> [Exercise brief]
Using the material that follows, identify and copy each line with the string "Colombia".

* Start Task input *

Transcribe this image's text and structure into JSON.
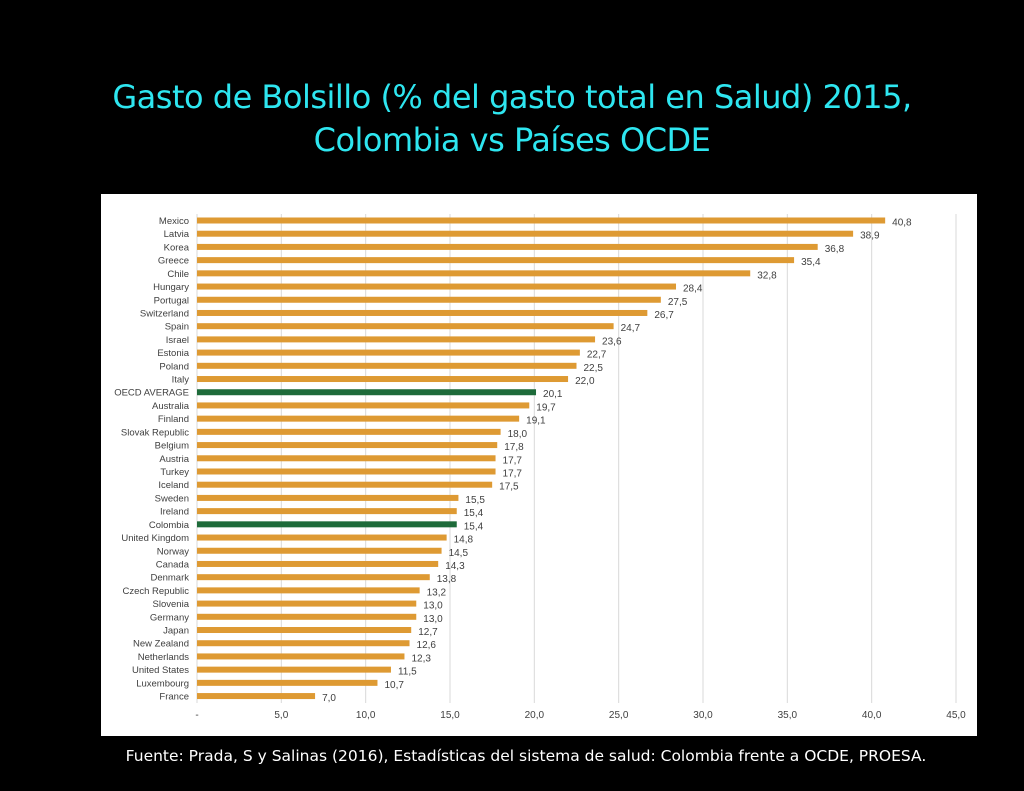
{
  "slide": {
    "title_line1": "Gasto de Bolsillo (% del gasto total en Salud) 2015,",
    "title_line2": "Colombia vs Países OCDE",
    "source": "Fuente: Prada, S y Salinas (2016), Estadísticas del sistema de salud: Colombia frente a OCDE, PROESA."
  },
  "chart_data": {
    "type": "bar",
    "orientation": "horizontal",
    "title": "",
    "xlabel": "",
    "ylabel": "",
    "xlim": [
      0,
      45
    ],
    "x_ticks": [
      "-",
      "5,0",
      "10,0",
      "15,0",
      "20,0",
      "25,0",
      "30,0",
      "35,0",
      "40,0",
      "45,0"
    ],
    "grid": true,
    "categories": [
      "Mexico",
      "Latvia",
      "Korea",
      "Greece",
      "Chile",
      "Hungary",
      "Portugal",
      "Switzerland",
      "Spain",
      "Israel",
      "Estonia",
      "Poland",
      "Italy",
      "OECD AVERAGE",
      "Australia",
      "Finland",
      "Slovak Republic",
      "Belgium",
      "Austria",
      "Turkey",
      "Iceland",
      "Sweden",
      "Ireland",
      "Colombia",
      "United Kingdom",
      "Norway",
      "Canada",
      "Denmark",
      "Czech Republic",
      "Slovenia",
      "Germany",
      "Japan",
      "New Zealand",
      "Netherlands",
      "United States",
      "Luxembourg",
      "France"
    ],
    "values": [
      40.8,
      38.9,
      36.8,
      35.4,
      32.8,
      28.4,
      27.5,
      26.7,
      24.7,
      23.6,
      22.7,
      22.5,
      22.0,
      20.1,
      19.7,
      19.1,
      18.0,
      17.8,
      17.7,
      17.7,
      17.5,
      15.5,
      15.4,
      15.4,
      14.8,
      14.5,
      14.3,
      13.8,
      13.2,
      13.0,
      13.0,
      12.7,
      12.6,
      12.3,
      11.5,
      10.7,
      7.0
    ],
    "value_labels": [
      "40,8",
      "38,9",
      "36,8",
      "35,4",
      "32,8",
      "28,4",
      "27,5",
      "26,7",
      "24,7",
      "23,6",
      "22,7",
      "22,5",
      "22,0",
      "20,1",
      "19,7",
      "19,1",
      "18,0",
      "17,8",
      "17,7",
      "17,7",
      "17,5",
      "15,5",
      "15,4",
      "15,4",
      "14,8",
      "14,5",
      "14,3",
      "13,8",
      "13,2",
      "13,0",
      "13,0",
      "12,7",
      "12,6",
      "12,3",
      "11,5",
      "10,7",
      "7,0"
    ],
    "highlight": [
      "OECD AVERAGE",
      "Colombia"
    ],
    "colors": {
      "bar": "#DE9A33",
      "highlight": "#1E6B3A",
      "grid": "#D9D9D9",
      "text": "#404040"
    }
  }
}
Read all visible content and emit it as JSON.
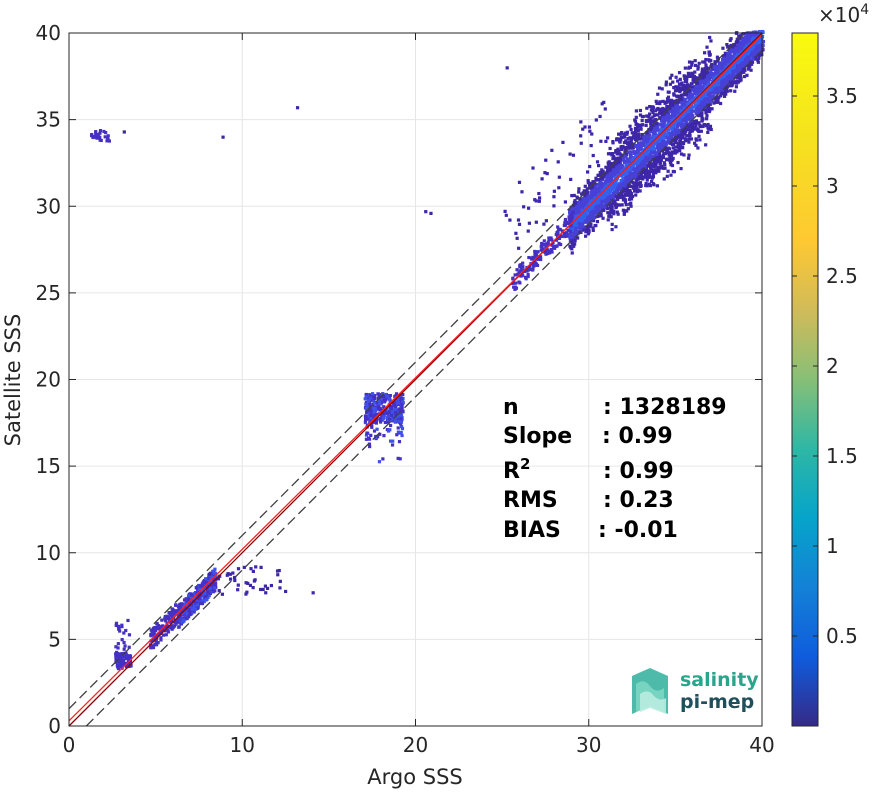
{
  "chart_data": {
    "type": "heatmap",
    "title": "",
    "xlabel": "Argo SSS",
    "ylabel": "Satellite SSS",
    "xlim": [
      0,
      40
    ],
    "ylim": [
      0,
      40
    ],
    "xticks": [
      "0",
      "10",
      "20",
      "30",
      "40"
    ],
    "yticks": [
      "0",
      "5",
      "10",
      "15",
      "20",
      "25",
      "30",
      "35",
      "40"
    ],
    "grid": true,
    "colormap": "parula",
    "colorbar": {
      "range": [
        0,
        38500
      ],
      "ticks": [
        "0.5",
        "1",
        "1.5",
        "2",
        "2.5",
        "3",
        "3.5"
      ],
      "tick_values": [
        5000,
        10000,
        15000,
        20000,
        25000,
        30000,
        35000
      ],
      "exponent_label": "×10",
      "exponent_power": "4"
    },
    "reference_lines": [
      {
        "name": "1:1",
        "slope": 1,
        "intercept": 0,
        "color": "#8b0000",
        "style": "solid"
      },
      {
        "name": "regression",
        "slope": 0.99,
        "intercept": 0.3,
        "color": "#ff2020",
        "style": "solid"
      },
      {
        "name": "+1",
        "slope": 1,
        "intercept": 1,
        "color": "#404040",
        "style": "dashed"
      },
      {
        "name": "-1",
        "slope": 1,
        "intercept": -1,
        "color": "#404040",
        "style": "dashed"
      }
    ],
    "density_clusters": [
      {
        "x_range": [
          28.5,
          40
        ],
        "y_range": [
          26,
          40
        ],
        "peak_density": "high"
      },
      {
        "x_range": [
          17,
          19.5
        ],
        "y_range": [
          14.5,
          19.2
        ],
        "peak_density": "medium"
      },
      {
        "x_range": [
          6,
          9.5
        ],
        "y_range": [
          4.5,
          9
        ],
        "peak_density": "medium"
      },
      {
        "x_range": [
          4.5,
          6
        ],
        "y_range": [
          4.8,
          6.8
        ],
        "peak_density": "low"
      },
      {
        "x_range": [
          2.5,
          3.5
        ],
        "y_range": [
          3,
          6.5
        ],
        "peak_density": "low"
      },
      {
        "x_range": [
          1.2,
          2.3
        ],
        "y_range": [
          33.6,
          34.3
        ],
        "peak_density": "low"
      }
    ],
    "stats": [
      {
        "label": "n",
        "value": ": 1328189"
      },
      {
        "label": "Slope",
        "value": ": 0.99"
      },
      {
        "label": "R",
        "label_sup": "2",
        "value": ": 0.99"
      },
      {
        "label": "RMS",
        "value": ": 0.23"
      },
      {
        "label": "BIAS",
        "value": ": -0.01"
      }
    ]
  },
  "logo": {
    "line1": "salinity",
    "line2": "pi-mep",
    "color1": "#2aa58c",
    "color2": "#1f4f5a"
  }
}
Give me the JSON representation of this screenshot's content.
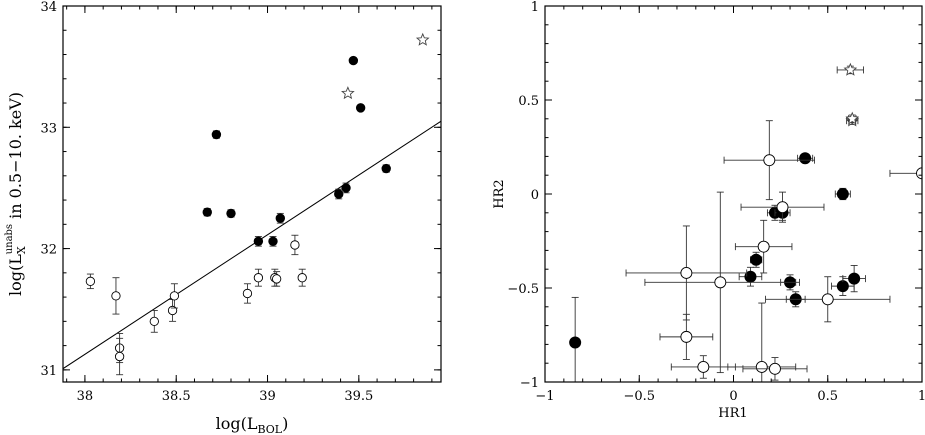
{
  "chart_data": [
    {
      "type": "scatter",
      "title": "",
      "xlabel": "log(L_BOL)",
      "ylabel": "log(L_X^unabs in 0.5-10. keV)",
      "xlim": [
        37.88,
        39.95
      ],
      "ylim": [
        30.9,
        34.0
      ],
      "xticks": [
        "38",
        "38.5",
        "39",
        "39.5"
      ],
      "yticks": [
        "31",
        "32",
        "33",
        "34"
      ],
      "grid": false,
      "legend": "none",
      "fit_line": {
        "x": [
          37.88,
          39.95
        ],
        "y": [
          31.01,
          33.05
        ]
      },
      "series": [
        {
          "marker": "filled",
          "points": [
            {
              "x": 38.67,
              "y": 32.3,
              "yerr": 0.03
            },
            {
              "x": 38.72,
              "y": 32.94,
              "yerr": 0.03
            },
            {
              "x": 38.8,
              "y": 32.29,
              "yerr": 0.03
            },
            {
              "x": 38.95,
              "y": 32.06,
              "yerr": 0.04
            },
            {
              "x": 39.03,
              "y": 32.06,
              "yerr": 0.04
            },
            {
              "x": 39.07,
              "y": 32.25,
              "yerr": 0.04
            },
            {
              "x": 39.39,
              "y": 32.45,
              "yerr": 0.04
            },
            {
              "x": 39.43,
              "y": 32.5,
              "yerr": 0.04
            },
            {
              "x": 39.47,
              "y": 33.55,
              "yerr": 0.02
            },
            {
              "x": 39.51,
              "y": 33.16,
              "yerr": 0.02
            },
            {
              "x": 39.65,
              "y": 32.66,
              "yerr": 0.03
            }
          ]
        },
        {
          "marker": "open",
          "points": [
            {
              "x": 38.03,
              "y": 31.73,
              "yerr": 0.06
            },
            {
              "x": 38.17,
              "y": 31.61,
              "yerr": 0.15
            },
            {
              "x": 38.19,
              "y": 31.18,
              "yerr": 0.12
            },
            {
              "x": 38.19,
              "y": 31.11,
              "yerr": 0.15
            },
            {
              "x": 38.38,
              "y": 31.4,
              "yerr": 0.09
            },
            {
              "x": 38.48,
              "y": 31.49,
              "yerr": 0.09
            },
            {
              "x": 38.49,
              "y": 31.61,
              "yerr": 0.1
            },
            {
              "x": 38.89,
              "y": 31.63,
              "yerr": 0.08
            },
            {
              "x": 38.95,
              "y": 31.76,
              "yerr": 0.07
            },
            {
              "x": 39.04,
              "y": 31.76,
              "yerr": 0.07
            },
            {
              "x": 39.05,
              "y": 31.75,
              "yerr": 0.06
            },
            {
              "x": 39.15,
              "y": 32.03,
              "yerr": 0.08
            },
            {
              "x": 39.19,
              "y": 31.76,
              "yerr": 0.07
            }
          ]
        },
        {
          "marker": "star",
          "points": [
            {
              "x": 39.44,
              "y": 33.28,
              "yerr": 0
            },
            {
              "x": 39.85,
              "y": 33.72,
              "yerr": 0
            }
          ]
        }
      ]
    },
    {
      "type": "scatter",
      "title": "",
      "xlabel": "HR1",
      "ylabel": "HR2",
      "xlim": [
        -1,
        1
      ],
      "ylim": [
        -1,
        1
      ],
      "xticks": [
        "−1",
        "−0.5",
        "0",
        "0.5",
        "1"
      ],
      "yticks": [
        "−1",
        "−0.5",
        "0",
        "0.5",
        "1"
      ],
      "grid": false,
      "legend": "none",
      "series": [
        {
          "marker": "filled",
          "points": [
            {
              "x": -0.84,
              "y": -0.79,
              "xerr": 0.02,
              "yerr": 0.24
            },
            {
              "x": 0.09,
              "y": -0.44,
              "xerr": 0.06,
              "yerr": 0.05
            },
            {
              "x": 0.12,
              "y": -0.35,
              "xerr": 0.03,
              "yerr": 0.04
            },
            {
              "x": 0.22,
              "y": -0.1,
              "xerr": 0.04,
              "yerr": 0.04
            },
            {
              "x": 0.26,
              "y": -0.1,
              "xerr": 0.04,
              "yerr": 0.04
            },
            {
              "x": 0.3,
              "y": -0.47,
              "xerr": 0.05,
              "yerr": 0.04
            },
            {
              "x": 0.33,
              "y": -0.56,
              "xerr": 0.05,
              "yerr": 0.04
            },
            {
              "x": 0.38,
              "y": 0.19,
              "xerr": 0.04,
              "yerr": 0.02
            },
            {
              "x": 0.58,
              "y": 0.0,
              "xerr": 0.04,
              "yerr": 0.03
            },
            {
              "x": 0.58,
              "y": -0.49,
              "xerr": 0.06,
              "yerr": 0.05
            },
            {
              "x": 0.64,
              "y": -0.45,
              "xerr": 0.06,
              "yerr": 0.07
            }
          ]
        },
        {
          "marker": "open",
          "points": [
            {
              "x": -0.25,
              "y": -0.42,
              "xerr": 0.32,
              "yerr": 0.25
            },
            {
              "x": -0.25,
              "y": -0.76,
              "xerr": 0.14,
              "yerr": 0.12
            },
            {
              "x": -0.16,
              "y": -0.92,
              "xerr": 0.17,
              "yerr": 0.06
            },
            {
              "x": -0.07,
              "y": -0.47,
              "xerr": 0.4,
              "yerr": 0.48
            },
            {
              "x": 0.16,
              "y": -0.28,
              "xerr": 0.15,
              "yerr": 0.14
            },
            {
              "x": 0.15,
              "y": -0.92,
              "xerr": 0.18,
              "yerr": 0.34
            },
            {
              "x": 0.19,
              "y": 0.18,
              "xerr": 0.24,
              "yerr": 0.21
            },
            {
              "x": 0.22,
              "y": -0.93,
              "xerr": 0.17,
              "yerr": 0.06
            },
            {
              "x": 0.26,
              "y": -0.07,
              "xerr": 0.22,
              "yerr": 0.08
            },
            {
              "x": 0.5,
              "y": -0.56,
              "xerr": 0.33,
              "yerr": 0.12
            },
            {
              "x": 1.0,
              "y": 0.11,
              "xerr": 0.17,
              "yerr": 0.02
            }
          ]
        },
        {
          "marker": "star",
          "points": [
            {
              "x": 0.62,
              "y": 0.66,
              "xerr": 0.07,
              "yerr": 0.02
            },
            {
              "x": 0.63,
              "y": 0.39,
              "xerr": 0.03,
              "yerr": 0.02
            },
            {
              "x": 0.63,
              "y": 0.4,
              "xerr": 0.02,
              "yerr": 0.02
            }
          ]
        }
      ]
    }
  ]
}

* End Task input *

> [Response]
    "title_line2": "Colombia vs Países OCDE",
    "source": "Fuente: Prada, S y Salinas (2016), Estadísticas del sistema de salud: Colombia frente a OCDE, PROESA."
      "Colombia",
      "Colombia"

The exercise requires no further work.